• _Challenge_: Locate the word "Search" in the data below, then copy every line that holds it.

### Dataset content ###

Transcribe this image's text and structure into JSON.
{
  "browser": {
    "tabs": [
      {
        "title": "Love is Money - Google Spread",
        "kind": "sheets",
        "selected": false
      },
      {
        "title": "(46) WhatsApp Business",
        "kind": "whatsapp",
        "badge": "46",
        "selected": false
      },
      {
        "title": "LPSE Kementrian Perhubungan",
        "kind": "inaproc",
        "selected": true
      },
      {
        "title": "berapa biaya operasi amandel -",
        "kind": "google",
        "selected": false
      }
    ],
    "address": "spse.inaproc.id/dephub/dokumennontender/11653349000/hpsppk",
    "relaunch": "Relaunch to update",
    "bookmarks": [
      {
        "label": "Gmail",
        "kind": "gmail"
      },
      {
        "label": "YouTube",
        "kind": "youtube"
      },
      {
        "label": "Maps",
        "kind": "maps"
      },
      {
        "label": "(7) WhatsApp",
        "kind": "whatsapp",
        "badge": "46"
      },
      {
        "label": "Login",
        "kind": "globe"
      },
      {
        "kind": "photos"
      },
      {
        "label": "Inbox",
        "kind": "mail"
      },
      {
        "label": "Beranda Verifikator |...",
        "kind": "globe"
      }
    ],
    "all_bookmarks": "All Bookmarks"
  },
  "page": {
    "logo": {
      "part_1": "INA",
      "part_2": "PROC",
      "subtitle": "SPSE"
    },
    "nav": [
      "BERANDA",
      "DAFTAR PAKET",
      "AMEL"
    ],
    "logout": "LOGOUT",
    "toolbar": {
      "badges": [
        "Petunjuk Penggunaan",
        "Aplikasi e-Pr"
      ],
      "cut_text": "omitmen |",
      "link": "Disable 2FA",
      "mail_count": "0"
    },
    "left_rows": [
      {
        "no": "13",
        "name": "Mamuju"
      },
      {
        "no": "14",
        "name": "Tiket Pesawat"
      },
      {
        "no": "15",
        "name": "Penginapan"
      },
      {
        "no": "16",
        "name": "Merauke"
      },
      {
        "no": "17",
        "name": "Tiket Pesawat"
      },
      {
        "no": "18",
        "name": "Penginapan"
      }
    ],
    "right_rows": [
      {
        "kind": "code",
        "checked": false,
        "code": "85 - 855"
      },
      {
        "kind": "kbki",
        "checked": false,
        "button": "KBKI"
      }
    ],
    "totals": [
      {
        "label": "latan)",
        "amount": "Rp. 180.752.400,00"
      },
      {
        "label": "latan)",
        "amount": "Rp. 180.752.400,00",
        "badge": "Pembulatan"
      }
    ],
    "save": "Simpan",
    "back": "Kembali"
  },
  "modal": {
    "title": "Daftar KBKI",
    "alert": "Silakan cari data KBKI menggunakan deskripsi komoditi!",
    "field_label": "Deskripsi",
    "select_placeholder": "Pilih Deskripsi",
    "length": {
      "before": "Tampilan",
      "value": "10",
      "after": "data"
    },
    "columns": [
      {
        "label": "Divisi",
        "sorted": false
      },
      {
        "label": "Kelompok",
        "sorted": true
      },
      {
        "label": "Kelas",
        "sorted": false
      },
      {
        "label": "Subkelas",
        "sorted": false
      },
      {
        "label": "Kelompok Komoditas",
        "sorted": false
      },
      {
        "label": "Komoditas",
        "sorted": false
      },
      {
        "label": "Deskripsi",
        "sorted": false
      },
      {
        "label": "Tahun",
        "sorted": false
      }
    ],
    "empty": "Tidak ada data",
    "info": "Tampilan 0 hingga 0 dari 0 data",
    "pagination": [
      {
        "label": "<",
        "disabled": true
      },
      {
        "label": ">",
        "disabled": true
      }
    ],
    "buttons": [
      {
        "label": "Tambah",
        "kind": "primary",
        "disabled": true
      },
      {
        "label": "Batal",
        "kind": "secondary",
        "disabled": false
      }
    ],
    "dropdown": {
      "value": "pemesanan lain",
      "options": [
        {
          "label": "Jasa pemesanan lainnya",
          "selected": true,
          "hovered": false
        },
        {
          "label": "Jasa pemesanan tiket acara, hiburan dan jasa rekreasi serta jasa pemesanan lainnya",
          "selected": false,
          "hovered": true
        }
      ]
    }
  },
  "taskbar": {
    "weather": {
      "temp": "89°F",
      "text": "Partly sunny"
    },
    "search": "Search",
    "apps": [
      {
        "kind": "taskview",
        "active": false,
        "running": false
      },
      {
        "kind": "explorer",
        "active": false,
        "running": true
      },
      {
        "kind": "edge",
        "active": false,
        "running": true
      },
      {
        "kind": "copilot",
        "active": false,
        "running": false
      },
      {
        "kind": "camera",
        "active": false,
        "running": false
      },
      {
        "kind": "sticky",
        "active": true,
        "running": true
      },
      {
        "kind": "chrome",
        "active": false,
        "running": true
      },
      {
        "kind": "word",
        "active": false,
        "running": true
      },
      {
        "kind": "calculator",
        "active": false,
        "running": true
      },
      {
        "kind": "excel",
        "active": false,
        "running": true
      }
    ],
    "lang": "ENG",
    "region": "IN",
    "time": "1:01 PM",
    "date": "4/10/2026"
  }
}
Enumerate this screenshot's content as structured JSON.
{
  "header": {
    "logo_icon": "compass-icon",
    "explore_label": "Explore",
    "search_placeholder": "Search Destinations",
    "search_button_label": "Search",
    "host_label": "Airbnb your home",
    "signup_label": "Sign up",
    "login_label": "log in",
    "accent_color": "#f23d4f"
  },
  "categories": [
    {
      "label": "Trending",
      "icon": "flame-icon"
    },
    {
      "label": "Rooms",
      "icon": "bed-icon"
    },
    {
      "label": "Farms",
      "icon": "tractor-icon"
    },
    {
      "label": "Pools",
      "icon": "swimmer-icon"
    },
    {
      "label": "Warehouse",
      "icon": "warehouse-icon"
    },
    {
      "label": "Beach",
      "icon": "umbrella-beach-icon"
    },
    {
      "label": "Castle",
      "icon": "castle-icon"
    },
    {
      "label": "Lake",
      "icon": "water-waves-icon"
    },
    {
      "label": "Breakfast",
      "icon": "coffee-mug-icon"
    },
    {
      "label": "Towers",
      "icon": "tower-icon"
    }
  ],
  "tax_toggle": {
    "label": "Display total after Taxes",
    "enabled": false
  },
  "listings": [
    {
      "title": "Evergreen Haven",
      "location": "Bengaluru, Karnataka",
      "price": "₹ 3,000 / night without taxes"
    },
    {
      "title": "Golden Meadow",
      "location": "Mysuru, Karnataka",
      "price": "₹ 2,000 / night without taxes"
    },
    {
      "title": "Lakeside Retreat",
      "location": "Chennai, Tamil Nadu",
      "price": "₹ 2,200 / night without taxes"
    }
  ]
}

###

• _Completed task_:
    "search": "Search",
    "search_placeholder": "Search Destinations",
    "search_button_label": "Search",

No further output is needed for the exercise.